## Description of the task
Look through the listing and locate every line containing the word "decir"; copy those lines.

## The input
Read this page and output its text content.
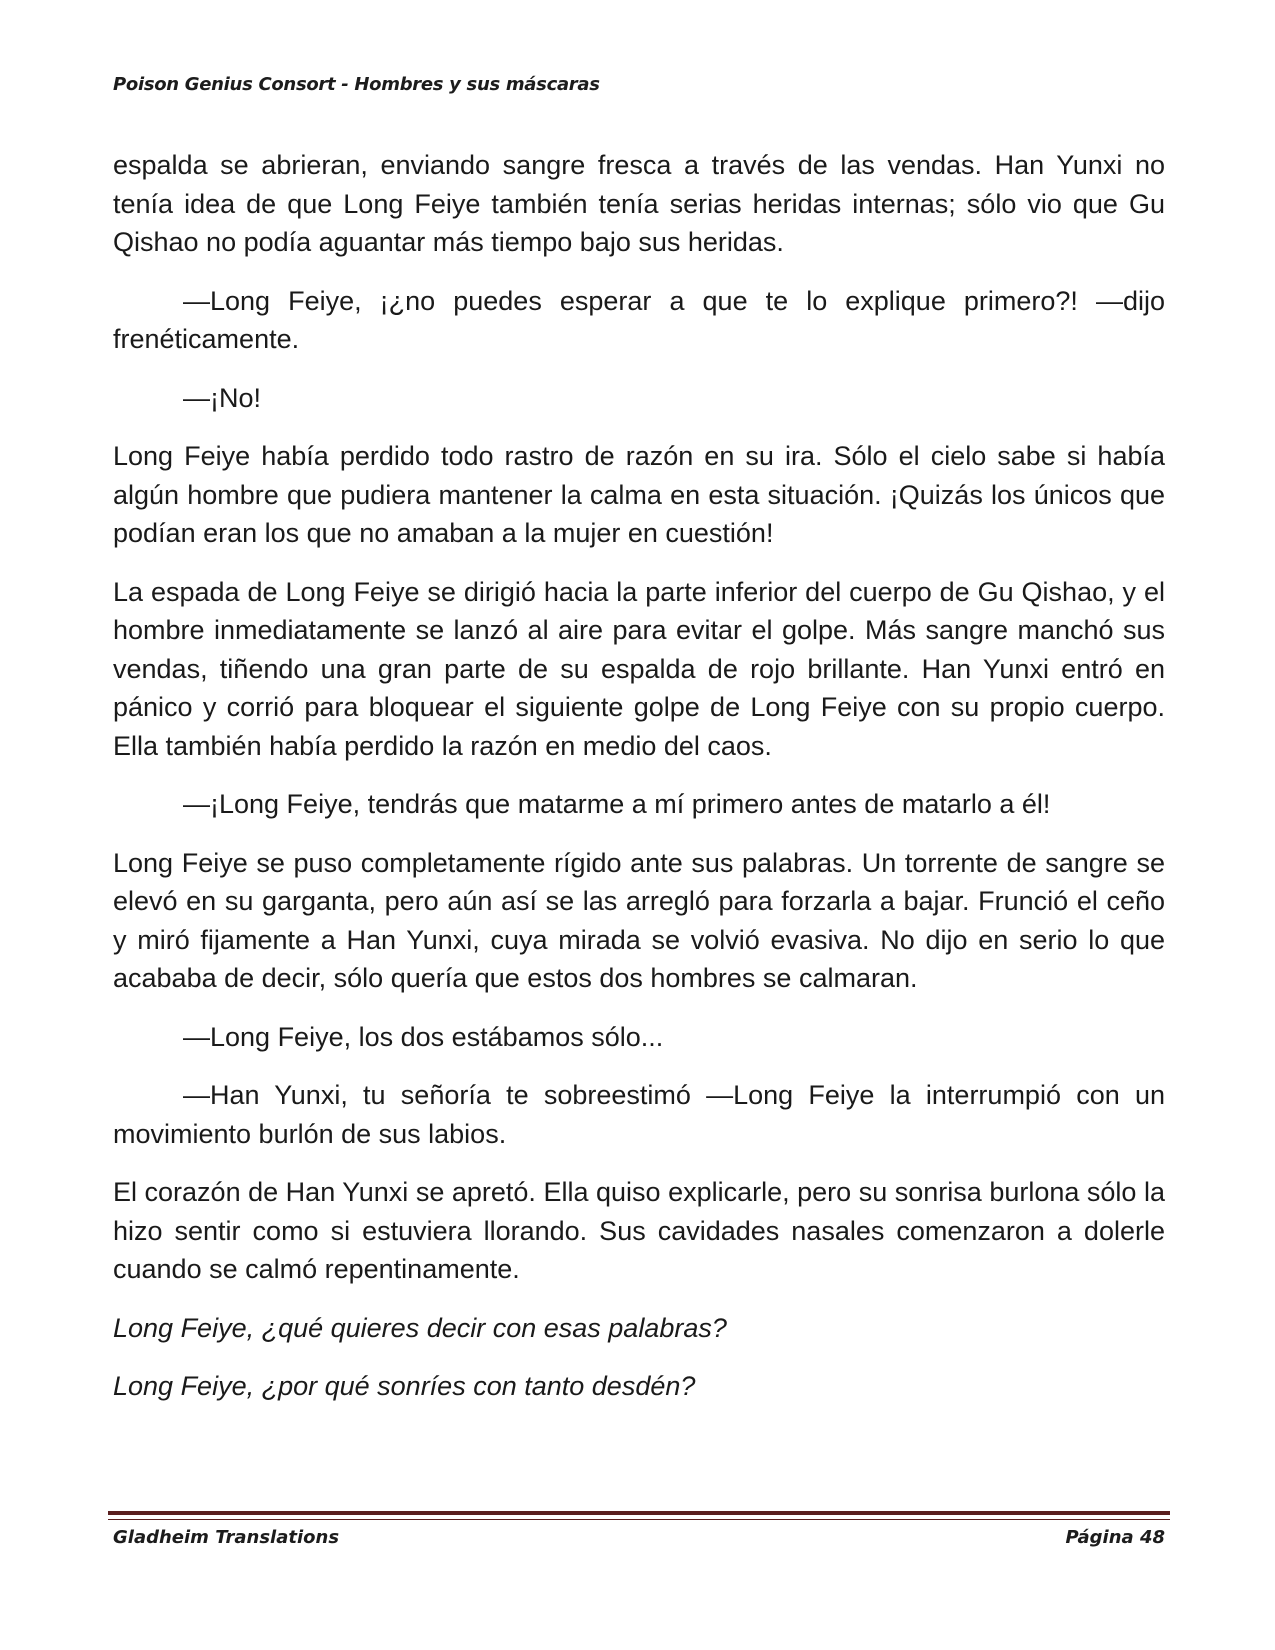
Poison Genius Consort - Hombres y sus máscaras

espalda se abrieran, enviando sangre fresca a través de las vendas. Han Yunxi no tenía idea de que Long Feiye también tenía serias heridas internas; sólo vio que Gu Qishao no podía aguantar más tiempo bajo sus heridas.

—Long Feiye, ¡¿no puedes esperar a que te lo explique primero?! —dijo frenéticamente.

—¡No!

Long Feiye había perdido todo rastro de razón en su ira. Sólo el cielo sabe si había algún hombre que pudiera mantener la calma en esta situación. ¡Quizás los únicos que podían eran los que no amaban a la mujer en cuestión!

La espada de Long Feiye se dirigió hacia la parte inferior del cuerpo de Gu Qishao, y el hombre inmediatamente se lanzó al aire para evitar el golpe. Más sangre manchó sus vendas, tiñendo una gran parte de su espalda de rojo brillante. Han Yunxi entró en pánico y corrió para bloquear el siguiente golpe de Long Feiye con su propio cuerpo. Ella también había perdido la razón en medio del caos.

—¡Long Feiye, tendrás que matarme a mí primero antes de matarlo a él!

Long Feiye se puso completamente rígido ante sus palabras. Un torrente de sangre se elevó en su garganta, pero aún así se las arregló para forzarla a bajar. Frunció el ceño y miró fijamente a Han Yunxi, cuya mirada se volvió evasiva. No dijo en serio lo que acababa de decir, sólo quería que estos dos hombres se calmaran.

—Long Feiye, los dos estábamos sólo...

—Han Yunxi, tu señoría te sobreestimó —Long Feiye la interrumpió con un movimiento burlón de sus labios.

El corazón de Han Yunxi se apretó. Ella quiso explicarle, pero su sonrisa burlona sólo la hizo sentir como si estuviera llorando. Sus cavidades nasales comenzaron a dolerle cuando se calmó repentinamente.

Long Feiye, ¿qué quieres decir con esas palabras?

Long Feiye, ¿por qué sonríes con tanto desdén?

Gladheim Translations	Página 48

## Exercise result
Long Feiye se puso completamente rígido ante sus palabras. Un torrente de sangre se elevó en su garganta, pero aún así se las arregló para forzarla a bajar. Frunció el ceño y miró fijamente a Han Yunxi, cuya mirada se volvió evasiva. No dijo en serio lo que acababa de decir, sólo quería que estos dos hombres se calmaran.
Long Feiye, ¿qué quieres decir con esas palabras?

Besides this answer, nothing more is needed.